■ REQUEST ■
In the records below, find the line with "What's the underlying" and repeat it and every line after it, exactly, without any pictures.

■ INPUT FOR THIS TASK ■
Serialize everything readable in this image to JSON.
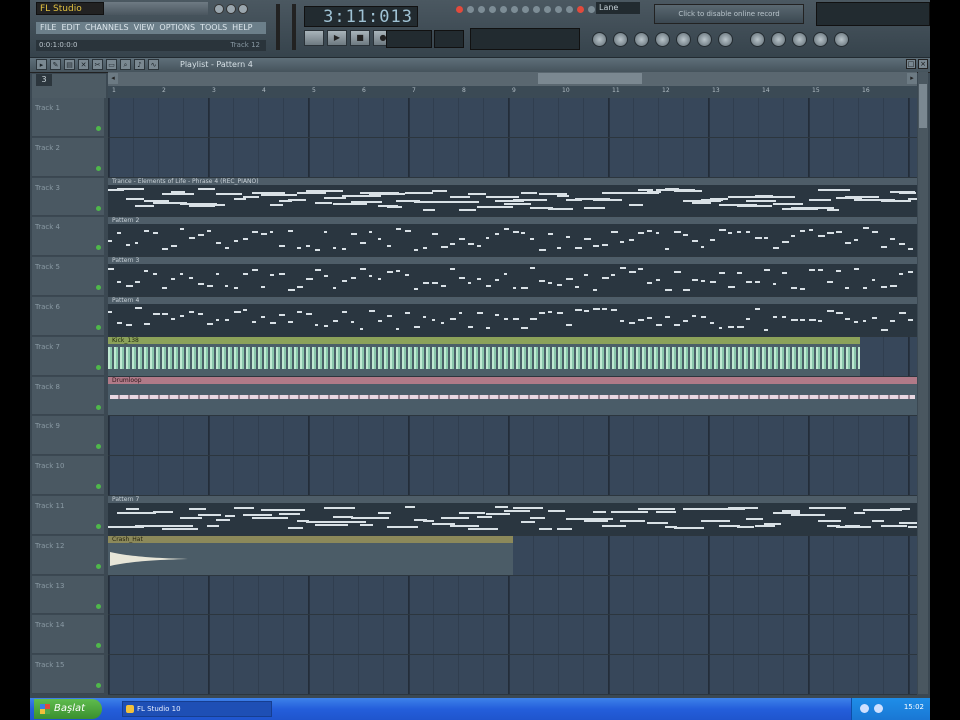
{
  "app": {
    "logo_text": "FL Studio",
    "menu": [
      "FILE",
      "EDIT",
      "CHANNELS",
      "VIEW",
      "OPTIONS",
      "TOOLS",
      "HELP"
    ],
    "hint_left": "0:0:1:0:0:0",
    "hint_right": "Track 12",
    "time_display": "3:11:013",
    "user_field": "Lane",
    "hint_field": "Click to disable online record",
    "transport": {
      "play": "▶",
      "stop": "■",
      "record": "●"
    },
    "accent_color": "#e24a3c"
  },
  "playlist": {
    "title": "Playlist - Pattern 4",
    "pattern_number": "3",
    "ruler": [
      "1",
      "2",
      "3",
      "4",
      "5",
      "6",
      "7",
      "8",
      "9",
      "10",
      "11",
      "12",
      "13",
      "14",
      "15",
      "16"
    ]
  },
  "tracks": [
    {
      "name": "Track 1"
    },
    {
      "name": "Track 2"
    },
    {
      "name": "Track 3",
      "clip": {
        "type": "pattern",
        "label": "Trance - Elements of Life - Phrase 4 (REC_PIANO)",
        "start": 0,
        "end": 1
      }
    },
    {
      "name": "Track 4",
      "clip": {
        "type": "pattern",
        "label": "Pattern 2",
        "start": 0,
        "end": 1
      }
    },
    {
      "name": "Track 5",
      "clip": {
        "type": "pattern",
        "label": "Pattern 3",
        "start": 0,
        "end": 1
      }
    },
    {
      "name": "Track 6",
      "clip": {
        "type": "pattern",
        "label": "Pattern 4",
        "start": 0,
        "end": 1
      }
    },
    {
      "name": "Track 7",
      "clip": {
        "type": "audio-green",
        "label": "Kick_138",
        "start": 0,
        "end": 0.93
      }
    },
    {
      "name": "Track 8",
      "clip": {
        "type": "audio-pink",
        "label": "Drumloop",
        "start": 0,
        "end": 1
      }
    },
    {
      "name": "Track 9"
    },
    {
      "name": "Track 10"
    },
    {
      "name": "Track 11",
      "clip": {
        "type": "pattern",
        "label": "Pattern 7",
        "start": 0,
        "end": 1
      }
    },
    {
      "name": "Track 12",
      "clip": {
        "type": "audio-olive",
        "label": "Crash_Hat",
        "start": 0,
        "end": 0.5
      }
    },
    {
      "name": "Track 13"
    },
    {
      "name": "Track 14"
    },
    {
      "name": "Track 15"
    }
  ],
  "taskbar": {
    "start_label": "Başlat",
    "task_label": "FL Studio 10",
    "clock": "15:02"
  }
}
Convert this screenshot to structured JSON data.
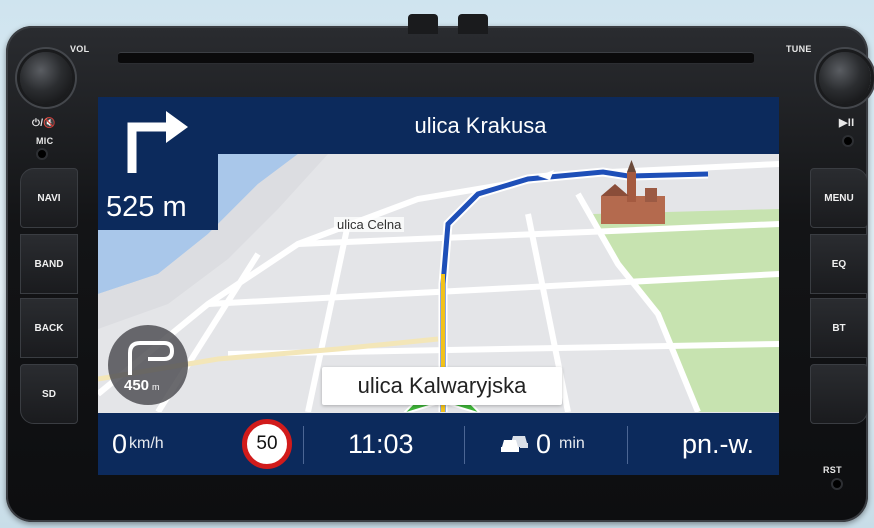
{
  "device": {
    "vol_label": "VOL",
    "tune_label": "TUNE",
    "mute_label": "⏻/🔇",
    "mic_label": "MIC",
    "play_pause_label": "▶II",
    "rst_label": "RST",
    "left_buttons": [
      "NAVI",
      "BAND",
      "BACK",
      "SD"
    ],
    "right_buttons": [
      "MENU",
      "EQ",
      "BT"
    ]
  },
  "navigation": {
    "next_street": "ulica Krakusa",
    "turn_direction": "right",
    "turn_distance": "525 m",
    "map_street_label": "ulica  Celna",
    "current_street": "ulica Kalwaryjska",
    "roundabout_distance": "450",
    "roundabout_unit": "m"
  },
  "status_bar": {
    "speed_value": "0",
    "speed_unit": "km/h",
    "speed_limit": "50",
    "clock": "11:03",
    "traffic_delay_value": "0",
    "traffic_delay_unit": "min",
    "day": "pn.-w."
  },
  "colors": {
    "header_navy": "#0c2a5c",
    "route_blue": "#1e4fb8",
    "route_yellow": "#f2c21b",
    "park_green": "#bfe0a6",
    "position_arrow_green": "#3fb53a",
    "speed_limit_red": "#d11b1b"
  }
}
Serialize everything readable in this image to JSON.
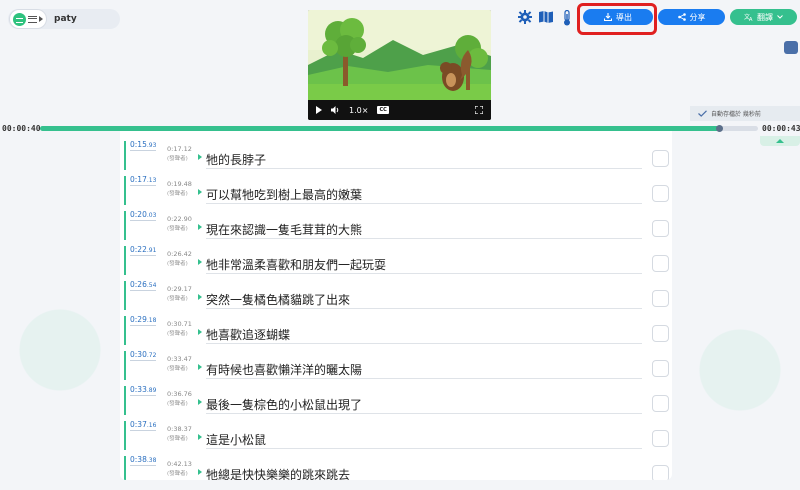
{
  "project": {
    "name": "paty"
  },
  "icons": {
    "logo": "subtitle-app-logo",
    "menu": "hamburger-menu-icon",
    "settings": "gear-icon",
    "map": "book-map-icon",
    "thermo": "thermometer-icon",
    "export": "download-icon",
    "share": "share-icon",
    "translate": "translate-icon"
  },
  "video": {
    "speed": "1.0×",
    "cc": "CC"
  },
  "toolbar": {
    "export_label": "導出",
    "share_label": "分享",
    "translate_label": "翻譯"
  },
  "autosave": {
    "text": "自動存檔於 幾秒前"
  },
  "timeline": {
    "current": "00:00:40",
    "total": "00:00:43",
    "progress": 0.947
  },
  "colors": {
    "accent_green": "#35c08e",
    "accent_blue": "#1a7cf0",
    "highlight_red": "#e02020"
  },
  "subtitles": [
    {
      "start_main": "0:15",
      "start_ms": "93",
      "end": "0:17.12",
      "speaker": "(發聲者)",
      "text": "牠的長脖子"
    },
    {
      "start_main": "0:17",
      "start_ms": "13",
      "end": "0:19.48",
      "speaker": "(發聲者)",
      "text": "可以幫牠吃到樹上最高的嫩葉"
    },
    {
      "start_main": "0:20",
      "start_ms": "03",
      "end": "0:22.90",
      "speaker": "(發聲者)",
      "text": "現在來認識一隻毛茸茸的大熊"
    },
    {
      "start_main": "0:22",
      "start_ms": "91",
      "end": "0:26.42",
      "speaker": "(發聲者)",
      "text": "牠非常溫柔喜歡和朋友們一起玩耍"
    },
    {
      "start_main": "0:26",
      "start_ms": "54",
      "end": "0:29.17",
      "speaker": "(發聲者)",
      "text": "突然一隻橘色橘貓跳了出來"
    },
    {
      "start_main": "0:29",
      "start_ms": "18",
      "end": "0:30.71",
      "speaker": "(發聲者)",
      "text": "牠喜歡追逐蝴蝶"
    },
    {
      "start_main": "0:30",
      "start_ms": "72",
      "end": "0:33.47",
      "speaker": "(發聲者)",
      "text": "有時候也喜歡懶洋洋的曬太陽"
    },
    {
      "start_main": "0:33",
      "start_ms": "89",
      "end": "0:36.76",
      "speaker": "(發聲者)",
      "text": "最後一隻棕色的小松鼠出現了"
    },
    {
      "start_main": "0:37",
      "start_ms": "16",
      "end": "0:38.37",
      "speaker": "(發聲者)",
      "text": "這是小松鼠"
    },
    {
      "start_main": "0:38",
      "start_ms": "38",
      "end": "0:42.13",
      "speaker": "(發聲者)",
      "text": "牠總是快快樂樂的跳來跳去"
    }
  ]
}
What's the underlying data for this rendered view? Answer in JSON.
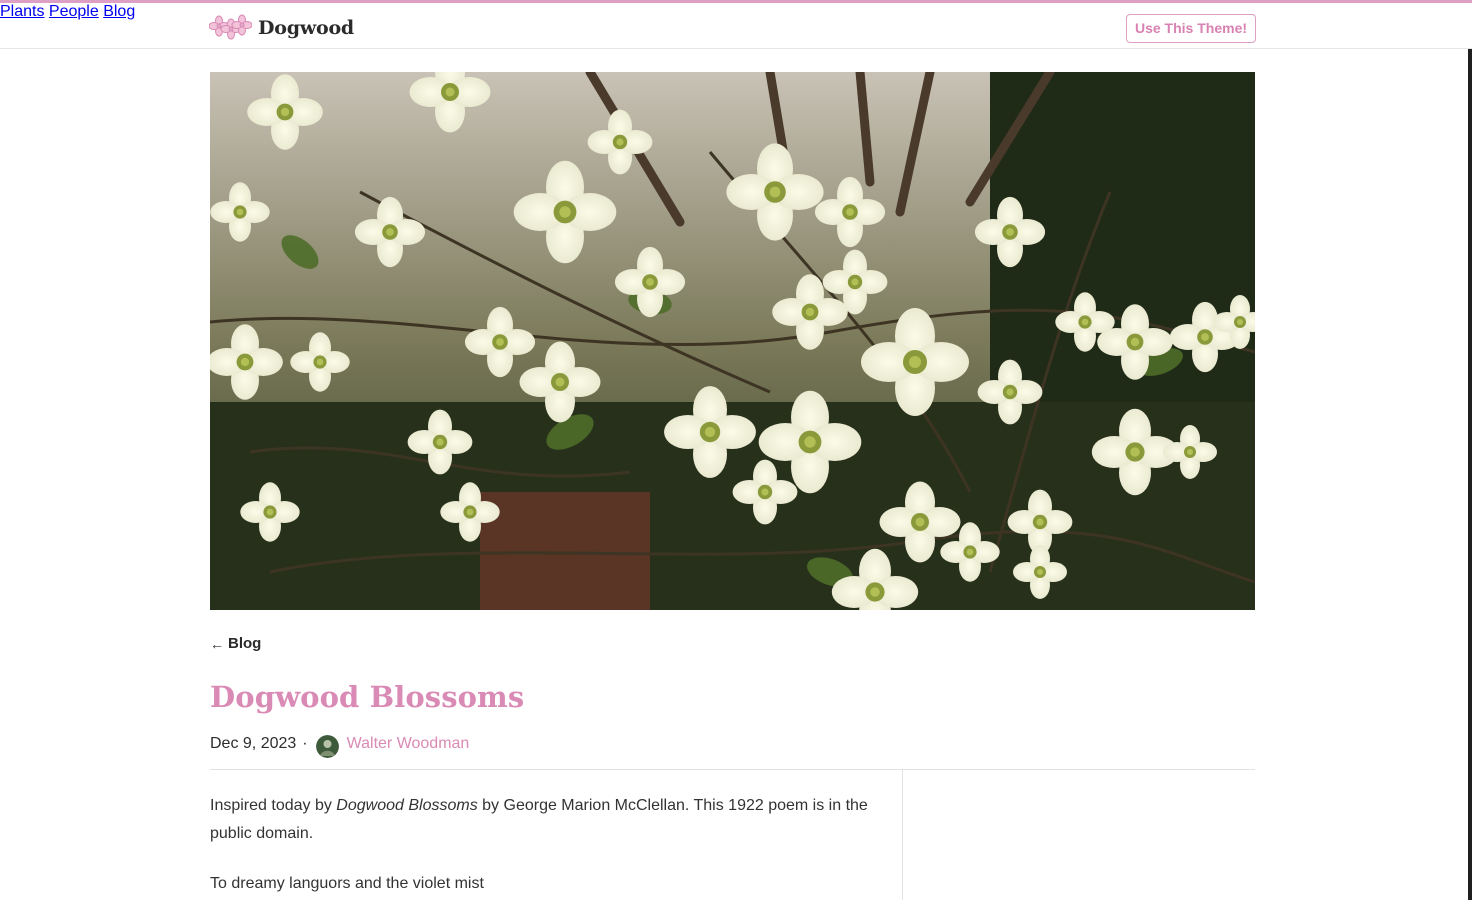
{
  "brand": {
    "name": "Dogwood",
    "logo_icon": "dogwood-flowers-icon"
  },
  "nav": {
    "items": [
      "Plants",
      "People",
      "Blog"
    ],
    "cta": "Use This Theme!"
  },
  "colors": {
    "accent": "#dd9fc3",
    "title": "#d98ab5",
    "text": "#2d2d2d"
  },
  "hero": {
    "icon": "dogwood-blossoms-photo"
  },
  "back_link": {
    "label": "Blog",
    "icon": "arrow-left-icon"
  },
  "post": {
    "title": "Dogwood Blossoms",
    "date": "Dec 9, 2023",
    "separator": "·",
    "author": "Walter Woodman",
    "intro_before": "Inspired today by ",
    "intro_italic": "Dogwood Blossoms",
    "intro_after": " by George Marion McClellan. This 1922 poem is in the public domain.",
    "first_line": "To dreamy languors and the violet mist"
  }
}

■ IN RESPONSE ■
What's the underlying data for this rendered view? Answer in JSON.
{
  "brand": {
    "name": "Dogwood",
    "logo_icon": "dogwood-flowers-icon"
  },
  "nav": {
    "items": [
      "Plants",
      "People",
      "Blog"
    ],
    "cta": "Use This Theme!"
  },
  "colors": {
    "accent": "#dd9fc3",
    "title": "#d98ab5",
    "text": "#2d2d2d"
  },
  "hero": {
    "icon": "dogwood-blossoms-photo"
  },
  "back_link": {
    "label": "Blog",
    "icon": "arrow-left-icon"
  },
  "post": {
    "title": "Dogwood Blossoms",
    "date": "Dec 9, 2023",
    "separator": "·",
    "author": "Walter Woodman",
    "intro_before": "Inspired today by ",
    "intro_italic": "Dogwood Blossoms",
    "intro_after": " by George Marion McClellan. This 1922 poem is in the public domain.",
    "first_line": "To dreamy languors and the violet mist"
  }
}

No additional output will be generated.